Do this -> Each line that holds the word "balloon" counts once; report the total and nothing else.

Extracted records
^^^^^^^^^^^^^^^^

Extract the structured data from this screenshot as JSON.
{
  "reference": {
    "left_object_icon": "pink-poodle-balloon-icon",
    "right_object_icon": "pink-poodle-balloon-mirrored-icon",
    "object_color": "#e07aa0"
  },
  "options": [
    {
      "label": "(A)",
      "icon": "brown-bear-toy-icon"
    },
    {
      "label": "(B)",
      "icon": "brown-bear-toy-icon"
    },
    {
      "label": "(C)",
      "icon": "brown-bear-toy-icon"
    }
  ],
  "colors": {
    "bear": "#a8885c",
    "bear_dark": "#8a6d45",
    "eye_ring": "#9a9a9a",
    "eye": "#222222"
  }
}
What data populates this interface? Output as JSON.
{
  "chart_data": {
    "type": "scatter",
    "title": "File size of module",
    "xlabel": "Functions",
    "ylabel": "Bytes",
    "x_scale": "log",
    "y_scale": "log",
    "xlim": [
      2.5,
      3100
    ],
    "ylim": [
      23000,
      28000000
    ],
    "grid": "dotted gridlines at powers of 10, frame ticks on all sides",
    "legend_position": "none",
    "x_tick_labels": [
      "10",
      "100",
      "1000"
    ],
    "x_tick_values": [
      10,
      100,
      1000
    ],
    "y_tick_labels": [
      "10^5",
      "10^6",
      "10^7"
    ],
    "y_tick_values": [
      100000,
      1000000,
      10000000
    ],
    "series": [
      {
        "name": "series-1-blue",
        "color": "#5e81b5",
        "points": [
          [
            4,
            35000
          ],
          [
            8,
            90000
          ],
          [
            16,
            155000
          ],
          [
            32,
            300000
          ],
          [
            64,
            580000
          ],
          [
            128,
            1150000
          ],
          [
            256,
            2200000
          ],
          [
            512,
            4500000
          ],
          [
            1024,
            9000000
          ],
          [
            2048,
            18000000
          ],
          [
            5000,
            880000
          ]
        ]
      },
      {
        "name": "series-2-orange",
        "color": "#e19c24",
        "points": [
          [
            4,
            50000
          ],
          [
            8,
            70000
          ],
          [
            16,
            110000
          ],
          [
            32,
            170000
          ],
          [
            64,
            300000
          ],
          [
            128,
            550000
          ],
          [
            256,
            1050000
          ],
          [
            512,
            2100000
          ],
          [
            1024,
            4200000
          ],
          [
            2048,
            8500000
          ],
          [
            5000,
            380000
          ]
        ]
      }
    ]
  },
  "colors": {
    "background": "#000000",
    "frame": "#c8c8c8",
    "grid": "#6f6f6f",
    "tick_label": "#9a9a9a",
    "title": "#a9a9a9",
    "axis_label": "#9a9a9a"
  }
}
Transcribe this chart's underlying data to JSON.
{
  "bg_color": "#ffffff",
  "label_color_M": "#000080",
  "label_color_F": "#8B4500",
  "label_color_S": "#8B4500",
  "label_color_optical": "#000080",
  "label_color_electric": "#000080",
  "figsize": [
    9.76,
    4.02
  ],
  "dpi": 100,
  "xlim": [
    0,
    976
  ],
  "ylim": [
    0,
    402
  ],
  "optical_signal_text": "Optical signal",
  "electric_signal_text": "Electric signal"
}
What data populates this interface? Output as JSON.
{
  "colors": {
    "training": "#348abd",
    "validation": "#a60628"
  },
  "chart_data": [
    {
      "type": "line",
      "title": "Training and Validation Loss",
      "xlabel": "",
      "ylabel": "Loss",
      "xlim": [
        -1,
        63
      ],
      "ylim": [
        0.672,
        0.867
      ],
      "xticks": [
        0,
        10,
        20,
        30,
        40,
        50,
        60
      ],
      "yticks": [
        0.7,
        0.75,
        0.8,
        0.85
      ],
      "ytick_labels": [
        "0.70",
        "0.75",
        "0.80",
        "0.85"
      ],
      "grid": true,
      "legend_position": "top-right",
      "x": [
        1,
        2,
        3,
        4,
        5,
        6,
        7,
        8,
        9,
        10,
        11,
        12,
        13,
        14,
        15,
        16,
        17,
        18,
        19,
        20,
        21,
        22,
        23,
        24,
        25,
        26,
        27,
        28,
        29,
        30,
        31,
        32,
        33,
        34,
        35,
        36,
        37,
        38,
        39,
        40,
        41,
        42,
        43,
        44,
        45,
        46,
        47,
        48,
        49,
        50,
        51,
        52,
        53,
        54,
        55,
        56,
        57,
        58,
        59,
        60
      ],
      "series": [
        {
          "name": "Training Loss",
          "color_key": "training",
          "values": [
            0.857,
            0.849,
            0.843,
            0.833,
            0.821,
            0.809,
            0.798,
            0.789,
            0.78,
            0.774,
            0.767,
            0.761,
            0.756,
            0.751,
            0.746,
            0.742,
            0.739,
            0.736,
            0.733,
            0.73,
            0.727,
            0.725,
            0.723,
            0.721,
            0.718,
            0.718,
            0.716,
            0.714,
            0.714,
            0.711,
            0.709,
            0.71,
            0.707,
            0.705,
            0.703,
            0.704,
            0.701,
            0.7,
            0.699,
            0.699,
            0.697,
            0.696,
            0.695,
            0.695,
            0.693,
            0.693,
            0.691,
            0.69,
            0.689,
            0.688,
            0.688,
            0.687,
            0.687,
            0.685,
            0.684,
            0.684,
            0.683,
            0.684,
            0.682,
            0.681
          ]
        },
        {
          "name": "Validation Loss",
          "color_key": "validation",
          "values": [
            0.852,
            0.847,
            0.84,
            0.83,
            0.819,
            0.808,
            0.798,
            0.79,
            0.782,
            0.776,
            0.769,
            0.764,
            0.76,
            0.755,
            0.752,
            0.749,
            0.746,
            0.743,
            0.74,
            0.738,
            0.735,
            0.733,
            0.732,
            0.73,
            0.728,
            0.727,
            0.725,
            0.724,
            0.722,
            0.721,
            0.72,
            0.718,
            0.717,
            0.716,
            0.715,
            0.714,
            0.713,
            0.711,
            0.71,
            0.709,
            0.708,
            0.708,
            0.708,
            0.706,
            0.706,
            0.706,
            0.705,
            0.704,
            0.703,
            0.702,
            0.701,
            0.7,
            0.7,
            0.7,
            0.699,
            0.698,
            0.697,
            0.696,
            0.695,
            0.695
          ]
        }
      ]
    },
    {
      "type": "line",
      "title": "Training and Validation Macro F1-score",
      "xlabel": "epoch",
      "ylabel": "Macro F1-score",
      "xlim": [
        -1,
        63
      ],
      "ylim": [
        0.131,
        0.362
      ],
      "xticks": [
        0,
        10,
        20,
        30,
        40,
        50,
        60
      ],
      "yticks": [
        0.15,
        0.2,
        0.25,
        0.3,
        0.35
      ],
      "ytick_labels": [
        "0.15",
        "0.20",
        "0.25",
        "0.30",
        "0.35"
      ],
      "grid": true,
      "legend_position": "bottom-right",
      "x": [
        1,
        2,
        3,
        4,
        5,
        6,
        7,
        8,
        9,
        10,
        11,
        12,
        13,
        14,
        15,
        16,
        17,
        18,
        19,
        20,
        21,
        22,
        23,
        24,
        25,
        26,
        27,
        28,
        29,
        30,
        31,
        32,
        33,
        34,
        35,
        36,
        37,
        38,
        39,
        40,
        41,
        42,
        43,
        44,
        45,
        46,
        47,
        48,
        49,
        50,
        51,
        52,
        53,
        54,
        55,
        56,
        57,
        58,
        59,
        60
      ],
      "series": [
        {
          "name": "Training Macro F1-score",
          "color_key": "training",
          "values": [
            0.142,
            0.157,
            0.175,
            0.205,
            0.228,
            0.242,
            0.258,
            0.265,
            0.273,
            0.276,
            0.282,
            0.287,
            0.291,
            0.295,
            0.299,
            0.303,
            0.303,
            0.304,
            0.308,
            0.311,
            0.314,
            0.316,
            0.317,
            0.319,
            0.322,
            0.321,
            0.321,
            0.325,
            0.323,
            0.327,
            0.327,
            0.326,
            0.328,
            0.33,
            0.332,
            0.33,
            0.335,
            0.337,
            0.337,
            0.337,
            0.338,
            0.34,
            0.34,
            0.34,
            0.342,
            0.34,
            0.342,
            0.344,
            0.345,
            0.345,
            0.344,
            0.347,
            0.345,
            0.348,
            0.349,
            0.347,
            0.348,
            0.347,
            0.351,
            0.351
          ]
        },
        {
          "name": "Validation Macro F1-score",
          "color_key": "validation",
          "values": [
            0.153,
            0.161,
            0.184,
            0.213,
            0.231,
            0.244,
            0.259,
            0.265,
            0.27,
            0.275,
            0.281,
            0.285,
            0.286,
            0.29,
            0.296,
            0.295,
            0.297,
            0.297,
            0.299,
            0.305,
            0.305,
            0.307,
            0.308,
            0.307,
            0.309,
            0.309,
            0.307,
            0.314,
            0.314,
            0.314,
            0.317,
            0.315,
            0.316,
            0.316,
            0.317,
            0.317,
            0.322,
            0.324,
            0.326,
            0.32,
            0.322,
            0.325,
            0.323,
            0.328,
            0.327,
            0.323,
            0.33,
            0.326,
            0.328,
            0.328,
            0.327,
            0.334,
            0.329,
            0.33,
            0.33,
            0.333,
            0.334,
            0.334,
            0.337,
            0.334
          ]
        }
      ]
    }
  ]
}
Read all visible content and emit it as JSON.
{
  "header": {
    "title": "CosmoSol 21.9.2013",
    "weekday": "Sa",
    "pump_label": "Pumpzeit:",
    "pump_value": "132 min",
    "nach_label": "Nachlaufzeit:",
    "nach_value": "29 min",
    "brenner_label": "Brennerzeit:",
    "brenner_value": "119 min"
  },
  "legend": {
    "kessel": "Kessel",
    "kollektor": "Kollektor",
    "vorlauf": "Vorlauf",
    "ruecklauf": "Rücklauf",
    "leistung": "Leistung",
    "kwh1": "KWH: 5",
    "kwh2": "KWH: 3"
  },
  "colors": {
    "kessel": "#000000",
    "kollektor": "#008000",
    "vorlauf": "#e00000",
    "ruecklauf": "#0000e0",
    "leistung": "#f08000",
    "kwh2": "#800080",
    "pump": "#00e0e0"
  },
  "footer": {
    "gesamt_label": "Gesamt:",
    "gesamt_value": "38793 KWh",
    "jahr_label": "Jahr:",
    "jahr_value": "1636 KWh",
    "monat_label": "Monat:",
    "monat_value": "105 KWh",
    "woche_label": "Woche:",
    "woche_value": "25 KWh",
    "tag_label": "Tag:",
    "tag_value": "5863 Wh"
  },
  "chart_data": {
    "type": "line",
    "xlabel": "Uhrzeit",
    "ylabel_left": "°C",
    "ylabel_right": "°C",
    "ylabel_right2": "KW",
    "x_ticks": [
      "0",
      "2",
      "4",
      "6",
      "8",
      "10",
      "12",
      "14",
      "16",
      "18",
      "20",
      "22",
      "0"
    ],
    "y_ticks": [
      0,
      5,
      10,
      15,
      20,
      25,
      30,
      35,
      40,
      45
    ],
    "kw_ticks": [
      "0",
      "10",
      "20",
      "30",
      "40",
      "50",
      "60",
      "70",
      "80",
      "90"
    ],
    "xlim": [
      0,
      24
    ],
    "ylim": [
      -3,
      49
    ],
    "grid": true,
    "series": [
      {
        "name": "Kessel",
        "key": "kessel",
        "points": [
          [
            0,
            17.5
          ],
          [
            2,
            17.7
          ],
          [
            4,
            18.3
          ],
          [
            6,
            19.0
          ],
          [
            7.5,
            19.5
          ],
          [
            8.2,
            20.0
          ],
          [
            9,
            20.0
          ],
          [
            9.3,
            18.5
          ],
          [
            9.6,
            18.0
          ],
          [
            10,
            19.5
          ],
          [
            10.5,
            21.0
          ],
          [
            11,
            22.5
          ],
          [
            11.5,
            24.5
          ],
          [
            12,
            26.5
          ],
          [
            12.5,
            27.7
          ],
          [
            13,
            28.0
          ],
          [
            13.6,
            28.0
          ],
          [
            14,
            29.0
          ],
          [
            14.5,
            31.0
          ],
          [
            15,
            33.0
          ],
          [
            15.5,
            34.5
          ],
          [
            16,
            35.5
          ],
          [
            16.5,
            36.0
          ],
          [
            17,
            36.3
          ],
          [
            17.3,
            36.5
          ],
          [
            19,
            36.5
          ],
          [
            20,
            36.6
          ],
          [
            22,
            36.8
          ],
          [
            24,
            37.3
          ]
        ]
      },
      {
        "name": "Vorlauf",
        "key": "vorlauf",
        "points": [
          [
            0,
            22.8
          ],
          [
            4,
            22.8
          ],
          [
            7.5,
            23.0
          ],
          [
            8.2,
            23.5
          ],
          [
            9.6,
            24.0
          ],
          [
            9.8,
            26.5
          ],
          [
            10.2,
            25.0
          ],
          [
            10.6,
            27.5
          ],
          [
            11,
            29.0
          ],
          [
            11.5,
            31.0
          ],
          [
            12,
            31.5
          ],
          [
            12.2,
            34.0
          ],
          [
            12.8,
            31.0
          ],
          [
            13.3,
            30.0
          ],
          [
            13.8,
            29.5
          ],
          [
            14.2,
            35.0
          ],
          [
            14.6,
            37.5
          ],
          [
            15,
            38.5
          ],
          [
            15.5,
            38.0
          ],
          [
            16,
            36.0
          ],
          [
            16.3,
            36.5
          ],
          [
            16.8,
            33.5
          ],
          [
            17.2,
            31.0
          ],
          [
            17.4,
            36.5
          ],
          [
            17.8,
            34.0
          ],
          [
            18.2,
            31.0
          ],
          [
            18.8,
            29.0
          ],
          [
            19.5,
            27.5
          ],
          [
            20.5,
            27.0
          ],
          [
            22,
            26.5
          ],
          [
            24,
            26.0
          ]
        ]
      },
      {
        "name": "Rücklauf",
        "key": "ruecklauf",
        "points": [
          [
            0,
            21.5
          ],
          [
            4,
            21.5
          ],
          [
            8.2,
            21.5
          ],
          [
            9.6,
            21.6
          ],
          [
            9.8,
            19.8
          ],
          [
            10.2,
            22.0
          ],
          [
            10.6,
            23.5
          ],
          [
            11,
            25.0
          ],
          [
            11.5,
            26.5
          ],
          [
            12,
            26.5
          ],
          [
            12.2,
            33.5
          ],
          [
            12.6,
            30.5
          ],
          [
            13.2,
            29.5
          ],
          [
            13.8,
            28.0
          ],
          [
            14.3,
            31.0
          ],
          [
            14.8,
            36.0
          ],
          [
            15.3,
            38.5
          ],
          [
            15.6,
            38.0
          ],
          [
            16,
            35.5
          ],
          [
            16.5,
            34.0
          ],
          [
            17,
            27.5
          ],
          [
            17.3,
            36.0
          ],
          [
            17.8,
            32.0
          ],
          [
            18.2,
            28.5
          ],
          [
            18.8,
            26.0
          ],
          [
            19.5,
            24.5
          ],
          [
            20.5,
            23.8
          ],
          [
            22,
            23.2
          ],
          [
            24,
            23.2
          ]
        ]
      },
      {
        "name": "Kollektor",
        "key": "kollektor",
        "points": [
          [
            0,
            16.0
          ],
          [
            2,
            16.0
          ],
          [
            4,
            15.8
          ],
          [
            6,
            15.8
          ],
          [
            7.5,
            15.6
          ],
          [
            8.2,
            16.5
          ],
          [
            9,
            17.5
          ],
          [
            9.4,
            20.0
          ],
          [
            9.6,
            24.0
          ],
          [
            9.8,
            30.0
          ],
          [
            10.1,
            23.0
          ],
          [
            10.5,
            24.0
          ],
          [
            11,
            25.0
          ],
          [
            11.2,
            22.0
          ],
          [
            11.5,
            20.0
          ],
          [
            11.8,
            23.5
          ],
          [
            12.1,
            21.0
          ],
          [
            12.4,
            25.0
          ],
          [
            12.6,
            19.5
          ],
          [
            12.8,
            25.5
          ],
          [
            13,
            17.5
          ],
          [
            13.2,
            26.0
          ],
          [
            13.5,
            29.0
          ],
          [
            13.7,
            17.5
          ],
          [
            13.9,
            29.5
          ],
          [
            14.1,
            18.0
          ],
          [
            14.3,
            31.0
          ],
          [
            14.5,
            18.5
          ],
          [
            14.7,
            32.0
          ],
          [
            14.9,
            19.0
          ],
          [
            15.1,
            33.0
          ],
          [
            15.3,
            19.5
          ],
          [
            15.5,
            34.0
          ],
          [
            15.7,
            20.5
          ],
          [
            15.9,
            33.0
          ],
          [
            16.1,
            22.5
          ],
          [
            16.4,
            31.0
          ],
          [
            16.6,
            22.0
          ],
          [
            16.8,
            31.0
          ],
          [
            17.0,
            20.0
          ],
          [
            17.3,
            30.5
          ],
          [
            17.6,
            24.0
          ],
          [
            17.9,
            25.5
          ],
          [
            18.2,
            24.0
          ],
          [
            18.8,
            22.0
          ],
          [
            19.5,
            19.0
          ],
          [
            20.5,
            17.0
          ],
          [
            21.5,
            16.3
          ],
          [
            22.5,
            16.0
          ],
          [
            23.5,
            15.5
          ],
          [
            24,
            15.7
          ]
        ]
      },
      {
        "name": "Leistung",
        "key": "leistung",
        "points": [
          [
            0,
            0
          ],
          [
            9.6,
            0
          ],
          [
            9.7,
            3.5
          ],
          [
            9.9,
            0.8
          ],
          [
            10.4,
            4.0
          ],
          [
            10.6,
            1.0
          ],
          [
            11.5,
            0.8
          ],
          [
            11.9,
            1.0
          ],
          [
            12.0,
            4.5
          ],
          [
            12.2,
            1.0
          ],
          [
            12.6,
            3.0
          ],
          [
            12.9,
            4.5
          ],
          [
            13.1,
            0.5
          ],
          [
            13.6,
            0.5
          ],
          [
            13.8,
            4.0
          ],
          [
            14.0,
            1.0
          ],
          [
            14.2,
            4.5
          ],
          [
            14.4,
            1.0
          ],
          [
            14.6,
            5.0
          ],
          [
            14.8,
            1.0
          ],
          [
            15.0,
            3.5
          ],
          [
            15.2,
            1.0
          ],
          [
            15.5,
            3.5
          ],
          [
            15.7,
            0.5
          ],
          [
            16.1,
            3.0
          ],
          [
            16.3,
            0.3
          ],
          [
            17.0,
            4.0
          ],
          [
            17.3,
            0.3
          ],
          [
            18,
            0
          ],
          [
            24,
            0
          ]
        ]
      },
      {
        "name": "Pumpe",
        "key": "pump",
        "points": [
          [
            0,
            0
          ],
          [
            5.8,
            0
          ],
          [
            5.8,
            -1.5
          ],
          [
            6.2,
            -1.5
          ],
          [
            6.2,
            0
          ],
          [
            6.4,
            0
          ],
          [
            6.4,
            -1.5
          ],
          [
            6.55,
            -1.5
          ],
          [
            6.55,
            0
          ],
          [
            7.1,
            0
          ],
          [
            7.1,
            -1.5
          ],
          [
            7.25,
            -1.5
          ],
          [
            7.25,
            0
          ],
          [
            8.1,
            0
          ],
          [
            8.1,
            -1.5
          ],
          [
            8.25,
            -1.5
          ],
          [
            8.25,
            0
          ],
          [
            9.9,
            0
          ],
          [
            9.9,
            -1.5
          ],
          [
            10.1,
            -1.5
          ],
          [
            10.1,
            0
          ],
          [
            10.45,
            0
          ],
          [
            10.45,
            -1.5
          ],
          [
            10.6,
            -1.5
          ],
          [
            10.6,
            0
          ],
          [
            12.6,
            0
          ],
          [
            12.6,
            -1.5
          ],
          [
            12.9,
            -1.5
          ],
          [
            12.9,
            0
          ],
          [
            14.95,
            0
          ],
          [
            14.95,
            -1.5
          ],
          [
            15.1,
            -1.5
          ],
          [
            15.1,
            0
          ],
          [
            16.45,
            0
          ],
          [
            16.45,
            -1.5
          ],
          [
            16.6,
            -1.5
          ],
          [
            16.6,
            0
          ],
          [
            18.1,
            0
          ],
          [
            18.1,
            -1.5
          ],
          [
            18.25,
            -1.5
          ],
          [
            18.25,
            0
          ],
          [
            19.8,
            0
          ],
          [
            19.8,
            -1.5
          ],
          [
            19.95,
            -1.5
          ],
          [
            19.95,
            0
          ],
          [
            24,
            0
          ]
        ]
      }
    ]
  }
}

^^^^^^^^^^^^^^^^

Exercise answer -> 2